▸ Segmento de texto:

+---+

A propósito do dia da Mulher, a secção de Justiça do Ponto SJ publicou um artigo de opinião que, alertando contra a sectarização das posições sobre um tema importante como o feminismo, apelava à autorreflexão sincera, segundo o tríptico inaciano: ver-julgar-agir. Como mulher que sou, penso ser interessante completar esse apelo com a minha perspetiva. De facto, à semelhança do que acontece com temas fraturantes como o aborto ou a política partidária, também no que concerne às questões de género é muito fácil que nos entrincheiremos em convicções inegociáveis e no confronto entre “nós” e “eles”: nós, os razoáveis, versus eles, os radicais. Ou nós, os inconformados, versus eles, os reacionários. Este tema, porém, distingue-se de qualquer outro pela forma como nos envolve desde o berço. Todos nós somos homens ou mulheres. Todos temos, pois, uma perspetiva pessoal que importa valorizar e que seria uma pena se não dialogasse com o ponto de vista do outro. Neste artigo, dirijo-me, sobretudo, a quem normalmente sente uma certa irritação perante a palavra “feminismo”. Aqueles a quem o termo remete para ideais unissexo que parecem absurdos por negarem a diferenciação biológica entre o homem e a mulher, ou para ativistas enraivecidas que prefeririam que fossem os homens a dar à luz.
Pois bem. Eu sou uma mulher normalíssima, que em pequena gostava de fadas e vestidos, e mais tarde realizou o seu sonho de casar e ter filhos. Esse percurso tão convencional, porém, conflui com naturalidade numa profunda identidade feminista que pretende lutar contra os estereótipos e a desigualdade de género. Porquê? Num país como o nosso, onde não há aqueles fenómenos que todos repudiamos sem reservas, como a mutilação genital feminina, os matrimónios infantis ou a submissão da mulher através da burka e de leis machistas, não será o feminismo uma causa dispensável ou, pior, ridícula?

+---+

▸ Registos de elementos e coordenadas:
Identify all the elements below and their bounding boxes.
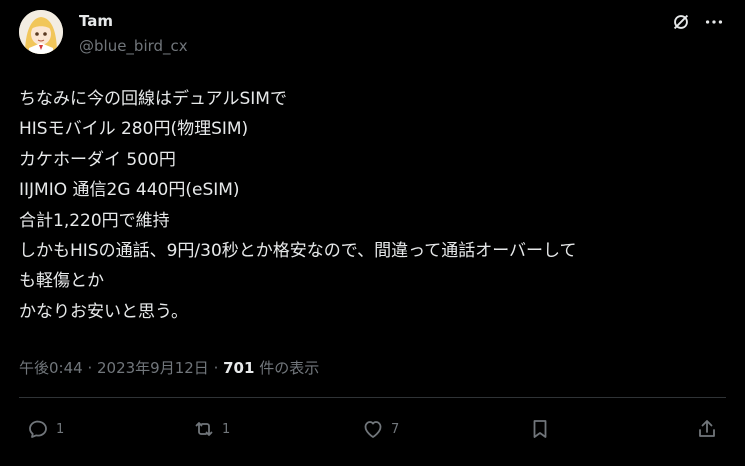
tweet-text: ちなみに今の回線はデュアルSIMで HISモバイル 280円(物理SIM) カケ… <box>19 84 719 327</box>
more-icon[interactable] <box>703 11 725 33</box>
share-icon <box>699 420 715 437</box>
tweet-line: 合計1,220円で維持 <box>19 210 170 231</box>
author-handle[interactable]: @blue_bird_cx <box>79 37 188 55</box>
tweet-meta: 午後0:44 · 2023年9月12日 · 701 件の表示 <box>19 357 319 378</box>
bookmark-icon <box>533 420 547 438</box>
avatar[interactable] <box>19 10 63 54</box>
like-button[interactable]: 7 <box>361 416 399 442</box>
like-count: 7 <box>391 421 400 437</box>
retweet-button[interactable]: 1 <box>192 416 230 442</box>
tweet-line: しかもHISの通話、9円/30秒とか格安なので、間違って通話オーバーして <box>19 241 577 262</box>
reply-icon <box>29 420 47 438</box>
tweet-line: かなりお安いと思う。 <box>19 301 188 322</box>
meta-separator: · <box>82 359 97 377</box>
bookmark-button[interactable] <box>528 416 552 442</box>
heart-icon <box>364 421 382 438</box>
retweet-icon <box>195 422 213 436</box>
retweet-count: 1 <box>222 421 231 437</box>
view-count[interactable]: 701 <box>223 359 254 377</box>
author-name[interactable]: Tam <box>79 12 113 30</box>
divider <box>19 397 726 398</box>
grok-icon[interactable] <box>670 11 692 33</box>
view-label[interactable]: 件の表示 <box>254 359 319 377</box>
tweet-line: ちなみに今の回線はデュアルSIMで <box>19 89 287 109</box>
tweet-line: HISモバイル 280円(物理SIM) <box>19 119 249 140</box>
tweet-line: カケホーダイ 500円 <box>19 149 176 170</box>
tweet-line: IIJMIO 通信2G 440円(eSIM) <box>19 180 240 201</box>
tweet-line: も軽傷とか <box>19 271 104 292</box>
reply-button[interactable]: 1 <box>26 416 64 442</box>
meta-separator: · <box>208 359 224 377</box>
tweet-date[interactable]: 2023年9月12日 <box>97 359 209 377</box>
tweet-time[interactable]: 午後0:44 <box>19 359 83 377</box>
share-button[interactable] <box>695 416 719 442</box>
reply-count: 1 <box>56 421 65 437</box>
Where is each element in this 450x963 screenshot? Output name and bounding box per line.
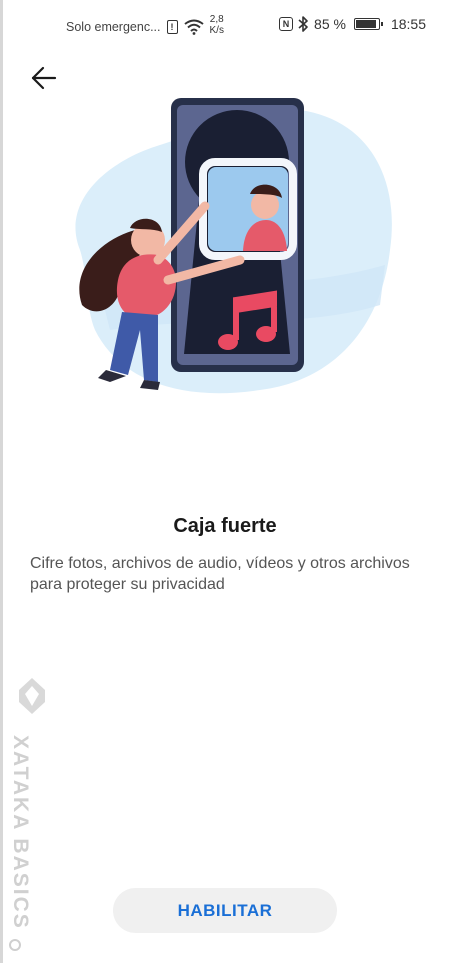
network-speed-unit: K/s (209, 25, 224, 36)
xataka-logo-icon (19, 678, 45, 714)
battery-percent: 85 % (314, 16, 346, 32)
clock: 18:55 (390, 16, 426, 32)
bluetooth-icon (298, 16, 308, 32)
battery-fill (355, 20, 377, 28)
sim-alert-icon: ! (166, 20, 178, 34)
left-edge-line (0, 0, 3, 963)
watermark-dot-icon (9, 939, 21, 951)
network-speed-value: 2,8 (209, 14, 224, 25)
enable-button[interactable]: HABILITAR (113, 888, 337, 933)
battery-icon (353, 18, 383, 30)
network-speed: 2,8 K/s (210, 14, 224, 36)
wifi-icon (183, 19, 204, 35)
nfc-icon: N (279, 17, 294, 31)
safe-illustration (75, 98, 392, 394)
watermark-text: XATAKA BASICS (9, 735, 32, 930)
status-bar: Solo emergenc... ! 2,8 K/s N 85 % 18:55 (0, 0, 450, 52)
page-title: Caja fuerte (173, 515, 277, 537)
arrow-left-icon (31, 66, 57, 90)
feature-description: Cifre fotos, archivos de audio, vídeos y… (30, 555, 410, 593)
carrier-label: Solo emergenc... (66, 20, 161, 34)
status-right: N 85 % 18:55 (279, 16, 426, 32)
status-left: Solo emergenc... ! 2,8 K/s (66, 14, 224, 36)
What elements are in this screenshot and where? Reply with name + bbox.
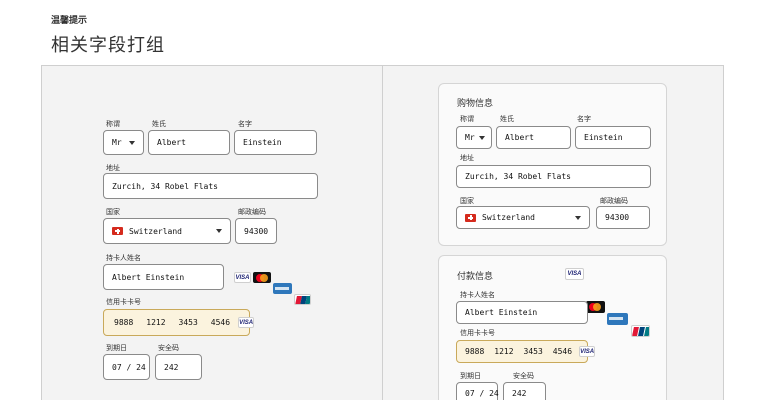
- cardholder-field[interactable]: Albert Einstein: [103, 264, 224, 290]
- visa-icon: VISA: [238, 317, 255, 328]
- chevron-down-icon: [216, 229, 222, 233]
- salutation-select[interactable]: Mr: [103, 130, 144, 155]
- mastercard-icon: [586, 301, 605, 313]
- card-number-group: 3453: [178, 318, 198, 327]
- cardholder-field[interactable]: Albert Einstein: [456, 301, 588, 324]
- country-value: Switzerland: [482, 213, 535, 222]
- first-name-label: 名字: [238, 120, 252, 128]
- expiry-label: 到期日: [460, 372, 481, 380]
- country-value: Switzerland: [129, 226, 182, 236]
- visa-icon: VISA: [579, 346, 596, 357]
- card-number-group: 1212: [146, 318, 166, 327]
- first-name-field[interactable]: Einstein: [234, 130, 317, 155]
- amex-icon: [273, 283, 292, 294]
- salutation-select[interactable]: Mr: [456, 126, 492, 149]
- country-select[interactable]: Switzerland: [103, 218, 231, 244]
- expiry-field[interactable]: 07 / 24: [103, 354, 150, 380]
- postcode-label: 邮政编码: [238, 208, 266, 216]
- payment-title: 付款信息: [457, 272, 494, 282]
- salutation-label: 称谓: [460, 115, 474, 123]
- address-field[interactable]: Zurcih, 34 Robel Flats: [103, 173, 318, 199]
- address-label: 地址: [106, 164, 120, 172]
- visa-icon: VISA: [565, 268, 584, 280]
- address-field[interactable]: Zurcih, 34 Robel Flats: [456, 165, 651, 188]
- country-label: 国家: [460, 197, 474, 205]
- postcode-field[interactable]: 94300: [596, 206, 650, 229]
- expiry-field[interactable]: 07 / 24: [456, 382, 499, 400]
- card-number-label: 信用卡卡号: [460, 329, 495, 337]
- frame-divider: [382, 65, 383, 400]
- last-name-field[interactable]: Albert: [148, 130, 230, 155]
- chevron-down-icon: [575, 215, 581, 220]
- card-number-group: 9888: [465, 347, 485, 356]
- last-name-field[interactable]: Albert: [496, 126, 571, 149]
- card-number-group: 1212: [494, 347, 514, 356]
- country-option: Switzerland: [112, 227, 182, 236]
- cvc-label: 安全码: [158, 344, 179, 352]
- swiss-flag-icon: [465, 213, 476, 222]
- last-name-label: 姓氏: [152, 120, 166, 128]
- address-label: 地址: [460, 154, 474, 162]
- cvc-field[interactable]: 242: [503, 382, 546, 400]
- swiss-flag-icon: [112, 227, 123, 235]
- shipping-title: 购物信息: [457, 99, 494, 109]
- postcode-label: 邮政编码: [600, 197, 628, 205]
- visa-icon: VISA: [234, 272, 251, 283]
- expiry-label: 到期日: [106, 344, 127, 352]
- card-number-group: 9888: [114, 318, 134, 327]
- last-name-label: 姓氏: [500, 115, 514, 123]
- salutation-label: 称谓: [106, 120, 120, 128]
- country-select[interactable]: Switzerland: [456, 206, 590, 229]
- cvc-field[interactable]: 242: [155, 354, 202, 380]
- mastercard-icon: [253, 272, 271, 283]
- first-name-label: 名字: [577, 115, 591, 123]
- unionpay-icon: [294, 294, 311, 305]
- card-number-group: 3453: [523, 347, 543, 356]
- first-name-field[interactable]: Einstein: [575, 126, 651, 149]
- tip-label: 温馨提示: [51, 16, 88, 26]
- card-number-field[interactable]: 9888 1212 3453 4546 VISA: [456, 340, 596, 363]
- chevron-down-icon: [479, 135, 485, 140]
- cardholder-label: 持卡人姓名: [460, 291, 495, 299]
- country-label: 国家: [106, 208, 120, 216]
- chevron-down-icon: [129, 140, 135, 145]
- card-number-group: 4546: [552, 347, 573, 356]
- postcode-field[interactable]: 94300: [235, 218, 277, 244]
- salutation-value: Mr: [465, 133, 475, 142]
- card-number-label: 信用卡卡号: [106, 298, 141, 306]
- amex-icon: [607, 313, 628, 325]
- unionpay-icon: [631, 325, 650, 337]
- page-title: 相关字段打组: [51, 35, 165, 56]
- card-number-group: 4546: [210, 318, 231, 327]
- card-number-field[interactable]: 9888 1212 3453 4546 VISA: [103, 309, 255, 336]
- cvc-label: 安全码: [513, 372, 534, 380]
- salutation-value: Mr: [112, 138, 122, 147]
- cardholder-label: 持卡人姓名: [106, 254, 141, 262]
- country-option: Switzerland: [465, 213, 535, 222]
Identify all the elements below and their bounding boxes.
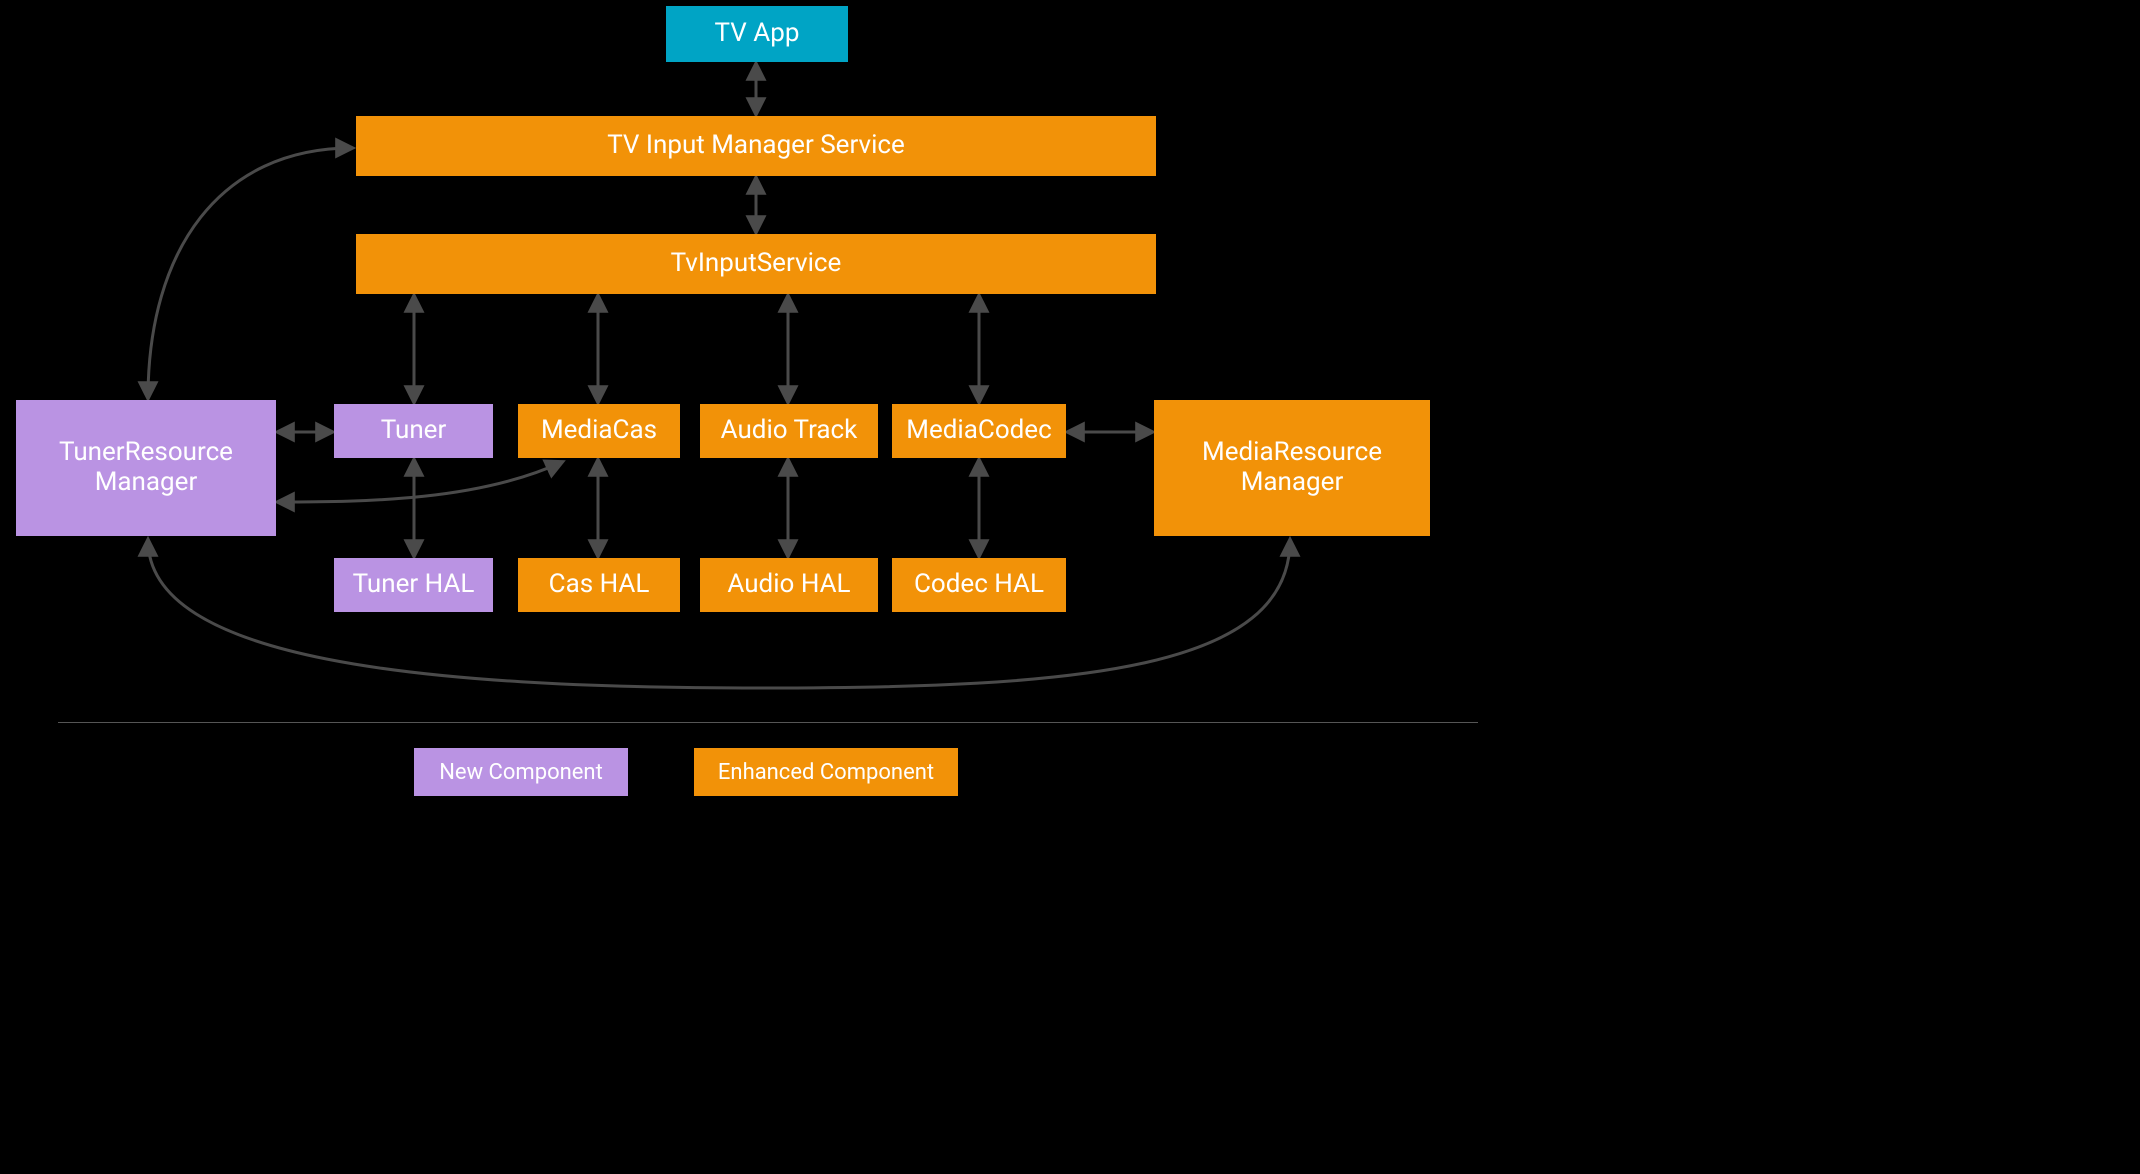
node-audio-track: Audio Track (700, 404, 878, 458)
node-media-resource-manager: MediaResource Manager (1154, 400, 1430, 536)
node-tv-input-service: TvInputService (356, 234, 1156, 294)
node-mediacodec: MediaCodec (892, 404, 1066, 458)
legend-divider (58, 722, 1478, 723)
node-tuner: Tuner (334, 404, 493, 458)
node-codec-hal: Codec HAL (892, 558, 1066, 612)
legend-new-component: New Component (414, 748, 628, 796)
node-audio-hal: Audio HAL (700, 558, 878, 612)
legend-enhanced-component: Enhanced Component (694, 748, 958, 796)
node-tuner-resource-manager: TunerResource Manager (16, 400, 276, 536)
node-tuner-hal: Tuner HAL (334, 558, 493, 612)
diagram-stage: TV App TV Input Manager Service TvInputS… (0, 0, 1543, 812)
node-tv-input-manager-service: TV Input Manager Service (356, 116, 1156, 176)
node-mediacas: MediaCas (518, 404, 680, 458)
node-cas-hal: Cas HAL (518, 558, 680, 612)
node-tv-app: TV App (666, 6, 848, 62)
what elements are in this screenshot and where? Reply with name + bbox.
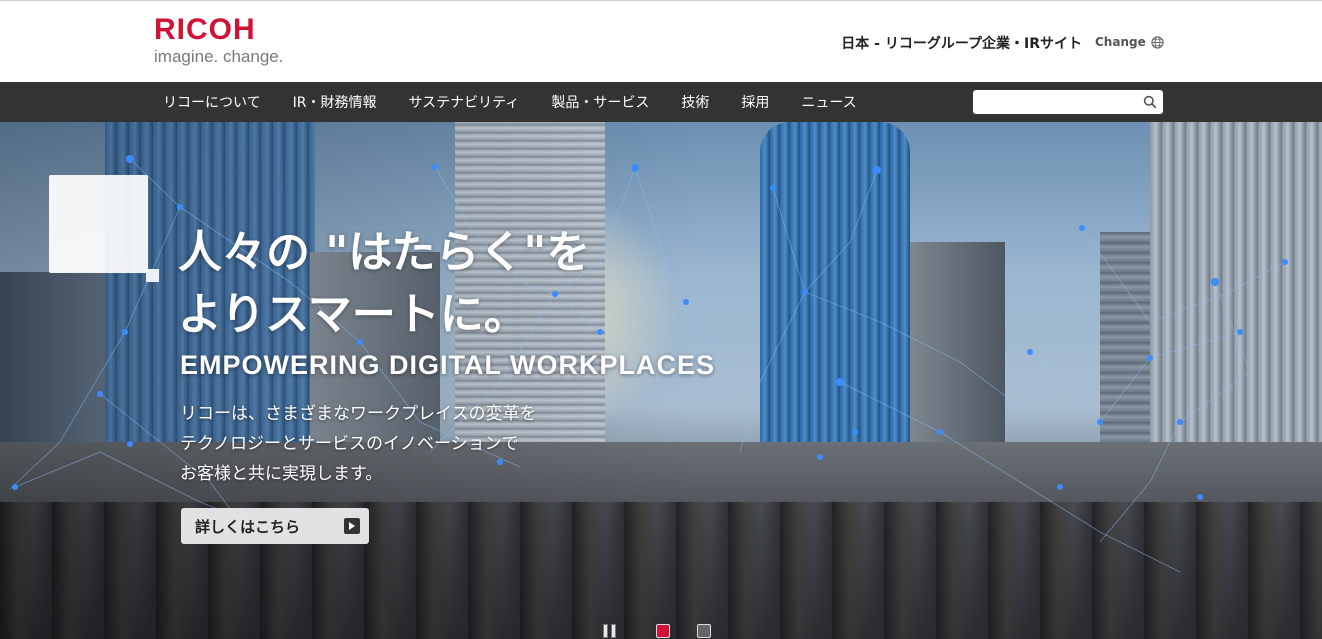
nav-item-about[interactable]: リコーについて — [163, 92, 261, 112]
nav-item-products[interactable]: 製品・サービス — [551, 92, 649, 112]
region-label: 日本 - リコーグループ企業・IRサイト — [841, 36, 1082, 52]
search-input[interactable] — [979, 92, 1139, 112]
hero-description-line: リコーは、さまざまなワークプレイスの変革を — [180, 404, 537, 424]
logo-tagline: imagine. change. — [154, 47, 284, 66]
nav-item-technology[interactable]: 技術 — [681, 92, 709, 112]
learn-more-button[interactable]: 詳しくはこちら — [181, 508, 369, 544]
hero-title-line: 人々の "はたらく"を — [178, 227, 591, 278]
learn-more-label: 詳しくはこちら — [195, 517, 301, 536]
nav-item-news[interactable]: ニュース — [801, 92, 856, 112]
hero-title-line: よりスマートに。 — [178, 289, 528, 340]
slide-dot-2[interactable] — [697, 624, 711, 638]
site-header: RICOH imagine. change. 日本 - リコーグループ企業・IR… — [0, 0, 1322, 82]
hero-description: リコーは、さまざまなワークプレイスの変革を テクノロジーとサービスのイノベーショ… — [180, 399, 537, 489]
hero-subtitle: EMPOWERING DIGITAL WORKPLACES — [180, 350, 715, 380]
ricoh-logo[interactable]: RICOH imagine. change. — [154, 15, 304, 71]
search-icon[interactable] — [1143, 95, 1157, 109]
nav-item-ir[interactable]: IR・財務情報 — [293, 92, 377, 112]
search-box — [973, 90, 1163, 114]
slider-controls — [0, 622, 1322, 639]
change-label: Change — [1095, 35, 1146, 49]
logo-wordmark: RICOH — [154, 13, 256, 46]
nav-item-sustainability[interactable]: サステナビリティ — [408, 92, 519, 112]
nav-item-careers[interactable]: 採用 — [741, 92, 769, 112]
main-nav: リコーについて IR・財務情報 サステナビリティ 製品・サービス 技術 採用 ニ… — [0, 82, 1322, 122]
hero-banner: 人々の "はたらく"を よりスマートに。 EMPOWERING DIGITAL … — [0, 122, 1322, 639]
hero-description-line: テクノロジーとサービスのイノベーションで — [180, 434, 519, 454]
arrow-right-icon — [344, 518, 360, 534]
decorative-square-small — [146, 269, 159, 282]
slide-dot-1[interactable] — [656, 624, 670, 638]
decorative-square — [49, 175, 148, 273]
globe-icon — [1151, 35, 1164, 49]
pause-icon[interactable] — [603, 624, 618, 638]
change-region-button[interactable]: Change — [1095, 35, 1164, 49]
hero-description-line: お客様と共に実現します。 — [180, 464, 383, 484]
nav-list: リコーについて IR・財務情報 サステナビリティ 製品・サービス 技術 採用 ニ… — [163, 82, 889, 122]
hero-title: 人々の "はたらく"を よりスマートに。 — [178, 222, 590, 346]
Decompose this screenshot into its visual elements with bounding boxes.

+---+

▸ Instrução: Redija a continuação do texto de opinião sobre o feminismo, começando logo após a última frase apresentada.

▸ Resposta ao exercício:
A essa pergunta, podemos responder com os dados habituais que confirmam o facto que ainda há muito por que lutar em termos de paridade de direitos na nossa sociedade. As mulheres ganham, em média, 19,9% menos do que os homens, em Portugal. A diferença salarial acentua-se sobretudo a nível dos quadros superiores e com qualificações equivalentes. Podemos apresentar, também, os dados mais dramáticos da opressão sexual e do feminicídio. No nosso país, como, infelizmente, em quase todos, ainda há uma mentalidade declaradamente machista enraizada em grande parte da população, que leva a situações de assédio, abuso sexual, violência no namoro e à morte de dezenas de mulheres por ano, às mãos de ex-parceiros que não aceitam que aquela que consideram sua propriedade possa seguir o seu caminho, recusando-os.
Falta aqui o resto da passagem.